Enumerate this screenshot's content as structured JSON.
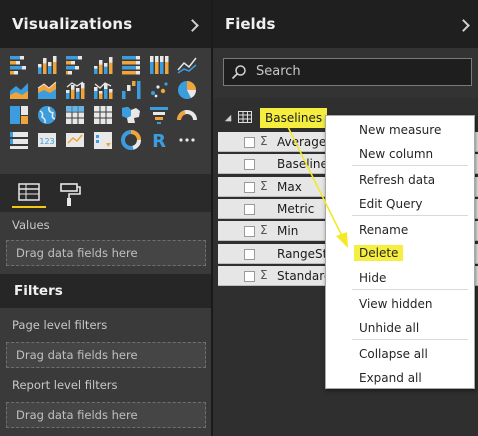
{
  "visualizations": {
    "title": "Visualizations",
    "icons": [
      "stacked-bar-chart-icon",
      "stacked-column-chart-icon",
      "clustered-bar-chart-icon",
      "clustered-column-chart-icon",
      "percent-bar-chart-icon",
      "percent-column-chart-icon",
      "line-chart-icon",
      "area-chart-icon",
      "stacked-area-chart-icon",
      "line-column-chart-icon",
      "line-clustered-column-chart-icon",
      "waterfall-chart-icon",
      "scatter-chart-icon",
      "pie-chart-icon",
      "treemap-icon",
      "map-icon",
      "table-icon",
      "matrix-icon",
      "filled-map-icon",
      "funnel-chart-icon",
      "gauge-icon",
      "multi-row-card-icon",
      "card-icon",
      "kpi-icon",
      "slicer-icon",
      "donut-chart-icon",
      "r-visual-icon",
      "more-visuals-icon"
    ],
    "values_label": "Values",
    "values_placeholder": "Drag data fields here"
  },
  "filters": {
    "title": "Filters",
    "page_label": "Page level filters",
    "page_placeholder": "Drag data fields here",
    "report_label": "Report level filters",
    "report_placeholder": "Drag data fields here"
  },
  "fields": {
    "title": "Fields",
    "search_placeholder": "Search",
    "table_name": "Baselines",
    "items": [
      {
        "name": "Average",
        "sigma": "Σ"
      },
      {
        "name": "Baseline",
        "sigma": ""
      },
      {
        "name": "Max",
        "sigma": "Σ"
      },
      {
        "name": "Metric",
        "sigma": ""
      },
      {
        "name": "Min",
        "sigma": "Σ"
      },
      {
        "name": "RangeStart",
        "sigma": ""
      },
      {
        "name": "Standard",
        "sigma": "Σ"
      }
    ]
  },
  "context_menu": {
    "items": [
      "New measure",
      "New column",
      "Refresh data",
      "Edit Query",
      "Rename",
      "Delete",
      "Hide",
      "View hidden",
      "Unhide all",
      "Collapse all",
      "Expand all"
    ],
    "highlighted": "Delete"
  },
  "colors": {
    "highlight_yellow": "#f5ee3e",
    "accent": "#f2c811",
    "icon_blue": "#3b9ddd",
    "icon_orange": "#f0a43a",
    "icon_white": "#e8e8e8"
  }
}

- - - -

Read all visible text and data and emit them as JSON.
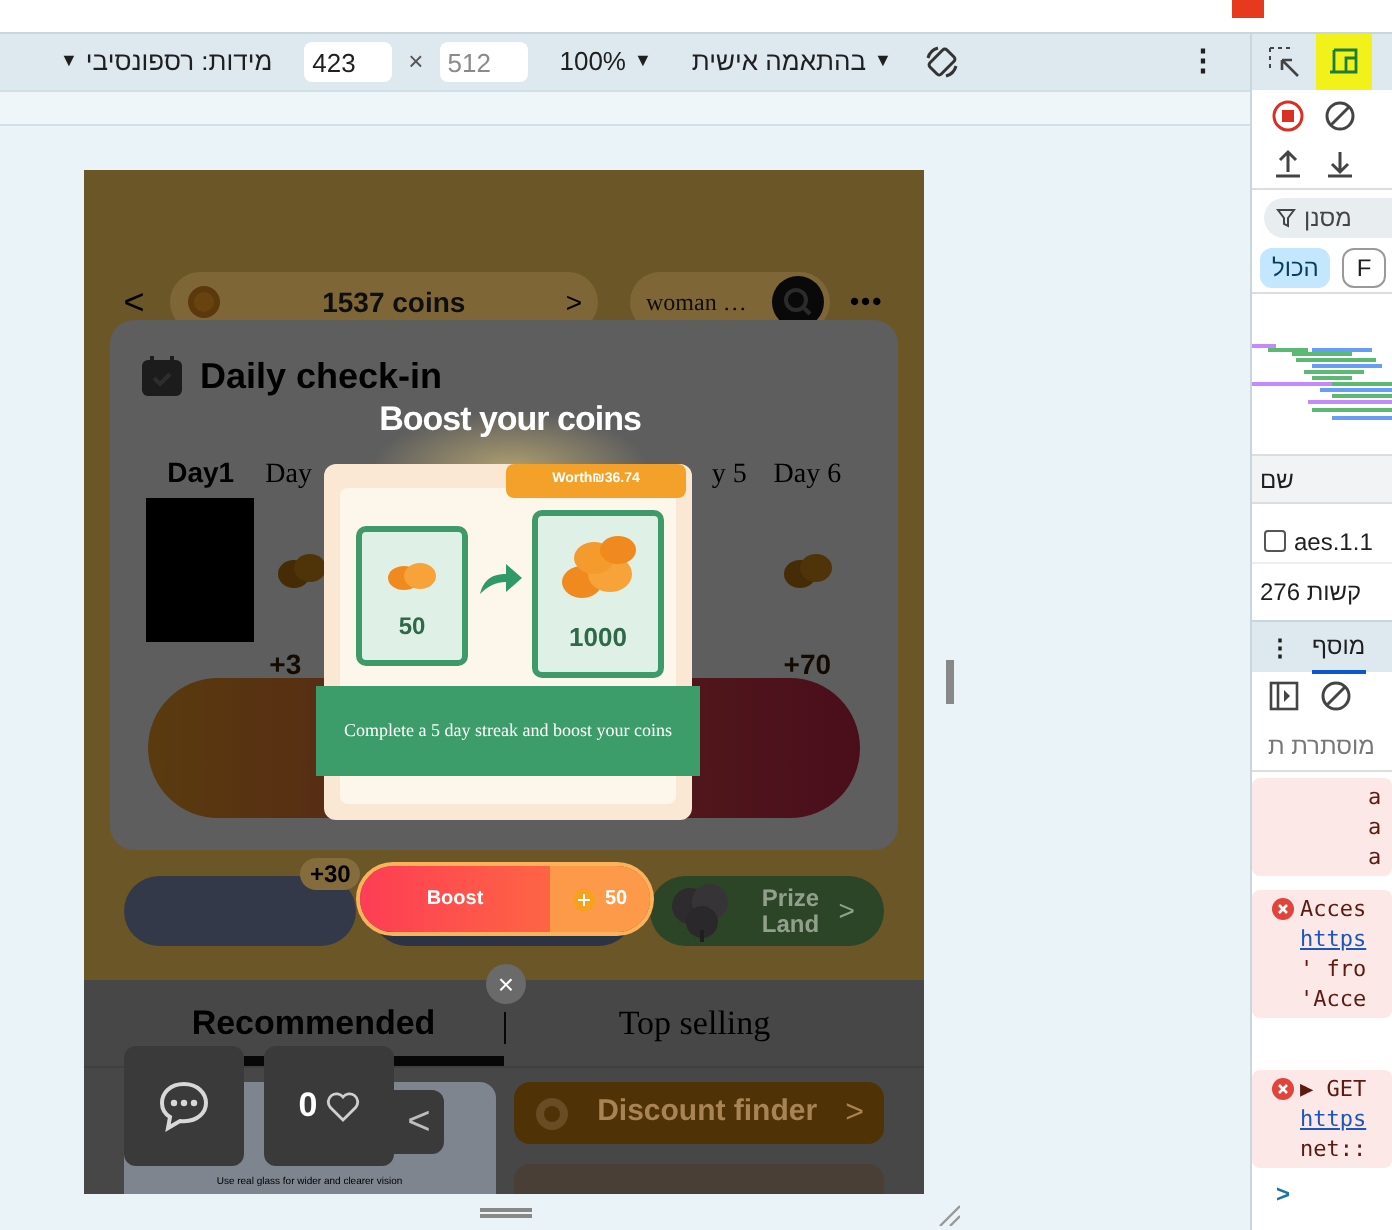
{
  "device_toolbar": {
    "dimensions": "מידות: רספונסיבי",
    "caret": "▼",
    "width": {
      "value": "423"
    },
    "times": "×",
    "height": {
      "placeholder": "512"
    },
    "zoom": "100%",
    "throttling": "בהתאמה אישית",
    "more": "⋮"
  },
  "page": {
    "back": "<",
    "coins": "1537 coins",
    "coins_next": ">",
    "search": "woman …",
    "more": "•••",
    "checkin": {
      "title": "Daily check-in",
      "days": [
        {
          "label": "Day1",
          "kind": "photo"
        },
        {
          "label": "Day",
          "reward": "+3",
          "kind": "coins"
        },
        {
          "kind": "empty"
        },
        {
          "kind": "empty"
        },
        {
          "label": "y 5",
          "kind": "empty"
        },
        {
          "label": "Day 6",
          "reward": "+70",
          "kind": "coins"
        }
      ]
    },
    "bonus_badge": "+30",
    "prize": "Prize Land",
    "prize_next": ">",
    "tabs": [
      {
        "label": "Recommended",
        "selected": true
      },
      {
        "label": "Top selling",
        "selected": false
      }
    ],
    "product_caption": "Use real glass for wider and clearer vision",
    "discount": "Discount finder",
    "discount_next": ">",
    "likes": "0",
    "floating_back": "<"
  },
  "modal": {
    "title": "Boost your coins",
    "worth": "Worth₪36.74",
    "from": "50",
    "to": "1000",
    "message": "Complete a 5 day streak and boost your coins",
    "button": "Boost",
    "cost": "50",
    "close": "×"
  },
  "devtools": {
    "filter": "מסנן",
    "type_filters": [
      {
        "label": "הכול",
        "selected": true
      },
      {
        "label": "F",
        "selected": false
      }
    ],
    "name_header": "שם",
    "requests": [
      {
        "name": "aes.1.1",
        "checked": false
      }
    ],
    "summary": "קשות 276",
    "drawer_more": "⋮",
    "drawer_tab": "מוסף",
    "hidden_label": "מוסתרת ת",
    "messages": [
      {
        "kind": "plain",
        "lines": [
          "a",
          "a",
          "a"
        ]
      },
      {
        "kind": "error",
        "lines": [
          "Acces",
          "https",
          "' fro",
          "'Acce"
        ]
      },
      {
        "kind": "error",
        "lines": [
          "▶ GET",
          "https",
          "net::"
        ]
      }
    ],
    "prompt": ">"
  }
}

- - - -

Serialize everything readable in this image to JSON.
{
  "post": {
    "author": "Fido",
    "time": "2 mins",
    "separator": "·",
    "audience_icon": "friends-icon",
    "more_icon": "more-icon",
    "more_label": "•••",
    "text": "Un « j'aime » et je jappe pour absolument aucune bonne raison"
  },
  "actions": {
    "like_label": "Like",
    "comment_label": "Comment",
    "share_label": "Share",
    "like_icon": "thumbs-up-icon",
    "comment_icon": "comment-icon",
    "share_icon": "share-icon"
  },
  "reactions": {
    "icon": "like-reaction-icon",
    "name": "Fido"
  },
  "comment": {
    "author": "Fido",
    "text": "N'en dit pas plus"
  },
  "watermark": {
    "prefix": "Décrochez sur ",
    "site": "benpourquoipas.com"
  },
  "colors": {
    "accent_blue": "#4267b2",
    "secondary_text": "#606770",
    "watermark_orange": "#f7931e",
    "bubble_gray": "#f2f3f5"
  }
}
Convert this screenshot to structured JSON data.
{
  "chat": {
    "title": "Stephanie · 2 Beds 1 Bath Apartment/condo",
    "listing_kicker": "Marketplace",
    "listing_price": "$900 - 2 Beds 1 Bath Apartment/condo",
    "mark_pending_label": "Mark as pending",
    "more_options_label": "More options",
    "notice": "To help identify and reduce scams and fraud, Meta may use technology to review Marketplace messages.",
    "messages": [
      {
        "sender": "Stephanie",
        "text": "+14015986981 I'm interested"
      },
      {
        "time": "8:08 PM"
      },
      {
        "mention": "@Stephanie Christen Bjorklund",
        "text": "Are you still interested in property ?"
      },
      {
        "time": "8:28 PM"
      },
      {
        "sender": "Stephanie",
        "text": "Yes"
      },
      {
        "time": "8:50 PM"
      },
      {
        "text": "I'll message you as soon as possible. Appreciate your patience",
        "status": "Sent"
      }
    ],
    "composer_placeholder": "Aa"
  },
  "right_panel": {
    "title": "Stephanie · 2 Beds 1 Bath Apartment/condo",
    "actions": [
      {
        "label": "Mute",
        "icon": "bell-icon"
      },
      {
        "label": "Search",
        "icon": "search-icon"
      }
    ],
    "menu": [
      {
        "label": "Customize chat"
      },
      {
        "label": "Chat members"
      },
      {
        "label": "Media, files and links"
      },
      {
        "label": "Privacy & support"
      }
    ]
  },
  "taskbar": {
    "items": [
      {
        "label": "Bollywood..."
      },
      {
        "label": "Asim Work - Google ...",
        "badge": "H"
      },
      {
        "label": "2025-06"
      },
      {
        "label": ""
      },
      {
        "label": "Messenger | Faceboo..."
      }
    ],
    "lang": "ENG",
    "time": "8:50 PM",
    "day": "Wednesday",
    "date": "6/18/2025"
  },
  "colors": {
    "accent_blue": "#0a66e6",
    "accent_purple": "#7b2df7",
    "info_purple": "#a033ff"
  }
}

- - - -

:: Problem to solve ::
Each line in the data that holds the string "screenshot" should be found and copied.

:: Task solution ::
Enumerate this screenshot's content as structured JSON.
Convert this screenshot to structured JSON data.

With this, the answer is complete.